The Pocket Console Alison Seiffer
When Sony, Microsoft or Nintendo introduces a new videogame console, its obsolescence within six years is more or less assumed. Nintendo is likely to release the new Wii U later this year, and other console makers are rumored to be working on next-generation systems. But as early adopters line up to experience whatever new high-def graphics those systems may offer, the next-next generation of console is already gaining momentum. The device is the smartphone, and within a decade it could be powerful enough to replace conventional game systems for good.
Mobile gaming began in 1979 when the Milton Bradley Company introduced the Microvision cartridge-based system. Since then, Nintendo, Sega and Sony have released many more portable systems, from the Game Boy to the recent quad-core PlayStation Vita. Although many of these devices were a great success among gamers (to date, Nintendo has sold more than 50 million of its DS systems), they never gained a substantial following among the general public.
Then in 2008, Apple launched the App Store, providing a simple and accessible distribution platform for games. One year later, the company Rovio released Angry Birds. Within a year, 50 million people had downloaded the app, spurring developers to create more engaging portable games. Now 64 percent of smartphone owners download games, and 37 percent of iPhoneowners say they play daily.
Smartphone games are still a far cry from the richly textured and fast-moving console experiences that hard-core gamers love, but that could change rapidly. Today’s fastest phones already have quad-core 1.5-gigahertz processors—a fraction of the horsepower of a PlayStation 3—and others can send full 1080p high-def to a TV over HDMI. Mobile processors are hitting the steep part of the Moore’s Law curve, where power increases sharply with every year. One day soon, a five-ounce phone’s specs could rival those of the current best laptop.

**What to work on:**
Continue the article about smartphones replacing game consoles, starting right after its final paragraph.

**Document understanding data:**
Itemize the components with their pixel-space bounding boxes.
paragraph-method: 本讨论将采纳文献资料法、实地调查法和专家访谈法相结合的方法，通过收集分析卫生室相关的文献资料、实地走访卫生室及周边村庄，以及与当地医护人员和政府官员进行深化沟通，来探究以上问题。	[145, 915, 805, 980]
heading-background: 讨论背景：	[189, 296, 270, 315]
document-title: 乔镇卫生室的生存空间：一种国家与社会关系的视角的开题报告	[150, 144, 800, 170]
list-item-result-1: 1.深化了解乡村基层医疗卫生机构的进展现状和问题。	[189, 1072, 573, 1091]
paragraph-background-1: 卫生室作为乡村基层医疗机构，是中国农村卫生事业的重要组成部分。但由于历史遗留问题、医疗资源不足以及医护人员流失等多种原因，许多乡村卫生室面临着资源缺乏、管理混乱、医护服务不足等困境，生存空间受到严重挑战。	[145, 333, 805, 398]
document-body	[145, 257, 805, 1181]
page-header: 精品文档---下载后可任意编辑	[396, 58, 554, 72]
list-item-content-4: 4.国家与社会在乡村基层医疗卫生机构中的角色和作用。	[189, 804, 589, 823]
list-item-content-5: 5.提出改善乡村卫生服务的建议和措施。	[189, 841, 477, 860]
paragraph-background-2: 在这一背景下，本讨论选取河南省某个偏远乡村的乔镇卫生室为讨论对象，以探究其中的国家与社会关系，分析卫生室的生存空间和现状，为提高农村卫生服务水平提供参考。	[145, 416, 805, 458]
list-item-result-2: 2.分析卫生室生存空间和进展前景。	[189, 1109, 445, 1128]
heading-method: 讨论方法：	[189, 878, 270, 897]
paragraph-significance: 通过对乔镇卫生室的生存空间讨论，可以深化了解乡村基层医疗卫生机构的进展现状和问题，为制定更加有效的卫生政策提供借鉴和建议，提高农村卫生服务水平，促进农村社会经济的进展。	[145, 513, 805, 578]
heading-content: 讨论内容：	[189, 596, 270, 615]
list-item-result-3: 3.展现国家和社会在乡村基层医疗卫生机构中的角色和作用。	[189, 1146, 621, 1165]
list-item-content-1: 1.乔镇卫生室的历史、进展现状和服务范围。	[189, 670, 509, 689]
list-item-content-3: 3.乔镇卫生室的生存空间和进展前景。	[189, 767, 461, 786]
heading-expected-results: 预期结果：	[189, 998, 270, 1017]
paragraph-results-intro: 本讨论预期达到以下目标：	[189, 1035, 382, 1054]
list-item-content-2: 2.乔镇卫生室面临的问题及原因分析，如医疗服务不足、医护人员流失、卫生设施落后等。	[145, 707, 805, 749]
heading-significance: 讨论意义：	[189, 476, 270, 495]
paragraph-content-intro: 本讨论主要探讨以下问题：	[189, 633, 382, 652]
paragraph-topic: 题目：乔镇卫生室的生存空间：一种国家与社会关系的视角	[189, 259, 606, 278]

**Task result:**
Such a sharp increase in mobile power will most certainly provoke further attrition in the gaming ranks. Android and iOS already claim 58 percent of the portable-gaming market, and console game sales are on the decline. But for smartphones to gain dominance, users will need better ways to access console-level games. Either cloud-based delivery services will license a broader range of titles, or flash memory will improve to the point that a phone can store many console games (at present, one game could consume half a typical phone’s 16 gigabytes of memory).
Once the barriers to access fall, though, the phone will become a dual-purpose game hub. Mobile gamers will probably continue to rely on app-based games—who would want to playSkyrim on a four-inch screen, anyway?—but home gamers will have a dramatically different experience. Rather than firing up an Xbox or PlayStation, they will pair their phones with their TVs and wireless controllers. Discs will become obsolete, shelf space in the home entertainment system will open up, and users will carry a self-contained game system wherever they go.